**Required work**. Extract the lines that hold the string "text".

**Data to use**.
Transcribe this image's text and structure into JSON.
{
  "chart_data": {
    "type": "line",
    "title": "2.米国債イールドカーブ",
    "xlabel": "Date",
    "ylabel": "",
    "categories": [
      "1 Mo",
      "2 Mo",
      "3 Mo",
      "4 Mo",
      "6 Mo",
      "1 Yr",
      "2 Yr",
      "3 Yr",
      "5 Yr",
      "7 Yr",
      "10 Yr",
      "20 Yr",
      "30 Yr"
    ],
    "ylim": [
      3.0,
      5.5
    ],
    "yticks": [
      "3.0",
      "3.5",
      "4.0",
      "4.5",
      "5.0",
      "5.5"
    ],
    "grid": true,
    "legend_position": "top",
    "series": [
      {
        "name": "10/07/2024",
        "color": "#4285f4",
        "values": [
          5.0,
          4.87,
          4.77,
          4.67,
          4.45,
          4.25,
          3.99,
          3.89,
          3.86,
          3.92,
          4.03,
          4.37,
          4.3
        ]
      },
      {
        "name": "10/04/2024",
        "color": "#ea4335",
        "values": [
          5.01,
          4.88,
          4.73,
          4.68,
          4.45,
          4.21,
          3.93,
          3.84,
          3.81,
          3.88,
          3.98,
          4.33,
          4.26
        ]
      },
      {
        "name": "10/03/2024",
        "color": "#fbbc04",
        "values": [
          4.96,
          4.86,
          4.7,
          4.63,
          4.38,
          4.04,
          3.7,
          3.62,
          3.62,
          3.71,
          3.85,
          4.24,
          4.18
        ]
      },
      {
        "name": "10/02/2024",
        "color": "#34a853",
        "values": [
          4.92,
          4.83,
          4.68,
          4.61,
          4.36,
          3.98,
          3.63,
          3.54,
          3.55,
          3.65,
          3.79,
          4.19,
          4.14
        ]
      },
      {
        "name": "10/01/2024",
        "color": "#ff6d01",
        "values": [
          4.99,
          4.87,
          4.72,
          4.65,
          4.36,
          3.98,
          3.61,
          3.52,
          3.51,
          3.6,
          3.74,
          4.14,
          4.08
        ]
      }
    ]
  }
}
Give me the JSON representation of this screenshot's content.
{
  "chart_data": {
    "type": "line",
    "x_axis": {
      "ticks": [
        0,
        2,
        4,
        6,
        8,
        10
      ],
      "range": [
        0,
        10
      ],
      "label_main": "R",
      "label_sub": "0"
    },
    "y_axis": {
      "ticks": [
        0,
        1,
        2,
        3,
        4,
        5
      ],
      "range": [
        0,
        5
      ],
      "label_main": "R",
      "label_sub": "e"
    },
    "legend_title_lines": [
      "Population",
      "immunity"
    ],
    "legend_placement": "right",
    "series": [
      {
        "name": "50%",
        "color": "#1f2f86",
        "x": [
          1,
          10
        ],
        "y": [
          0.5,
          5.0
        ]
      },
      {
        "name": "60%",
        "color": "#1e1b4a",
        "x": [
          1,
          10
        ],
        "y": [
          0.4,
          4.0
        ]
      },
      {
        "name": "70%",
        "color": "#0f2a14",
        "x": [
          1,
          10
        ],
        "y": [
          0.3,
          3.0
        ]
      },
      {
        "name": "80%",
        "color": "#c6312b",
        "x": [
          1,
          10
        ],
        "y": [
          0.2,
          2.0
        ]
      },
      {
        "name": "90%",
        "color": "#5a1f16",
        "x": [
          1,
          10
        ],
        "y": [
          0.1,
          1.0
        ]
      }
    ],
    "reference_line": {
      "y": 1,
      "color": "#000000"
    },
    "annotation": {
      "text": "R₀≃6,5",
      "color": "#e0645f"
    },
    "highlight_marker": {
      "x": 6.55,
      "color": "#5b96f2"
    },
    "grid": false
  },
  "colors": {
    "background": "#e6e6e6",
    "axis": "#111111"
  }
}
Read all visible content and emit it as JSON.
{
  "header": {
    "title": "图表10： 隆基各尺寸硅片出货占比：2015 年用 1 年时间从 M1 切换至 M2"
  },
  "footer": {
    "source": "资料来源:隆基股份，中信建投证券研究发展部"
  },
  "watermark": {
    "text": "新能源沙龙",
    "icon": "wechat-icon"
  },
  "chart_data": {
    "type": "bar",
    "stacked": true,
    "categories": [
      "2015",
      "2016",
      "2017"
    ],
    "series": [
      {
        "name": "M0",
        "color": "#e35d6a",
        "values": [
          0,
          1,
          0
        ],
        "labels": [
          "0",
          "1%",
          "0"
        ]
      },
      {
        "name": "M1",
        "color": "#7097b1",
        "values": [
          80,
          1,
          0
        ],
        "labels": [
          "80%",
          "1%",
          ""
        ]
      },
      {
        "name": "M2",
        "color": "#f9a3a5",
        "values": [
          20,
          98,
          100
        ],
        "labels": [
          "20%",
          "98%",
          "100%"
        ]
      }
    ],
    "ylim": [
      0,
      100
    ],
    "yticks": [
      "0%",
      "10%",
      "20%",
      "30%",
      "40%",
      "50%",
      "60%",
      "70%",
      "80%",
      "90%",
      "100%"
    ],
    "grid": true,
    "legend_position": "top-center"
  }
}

**Output**.
Transcribe this image's text and structure into JSON.
      "text": "R₀≃6,5",
    "text": "新能源沙龙",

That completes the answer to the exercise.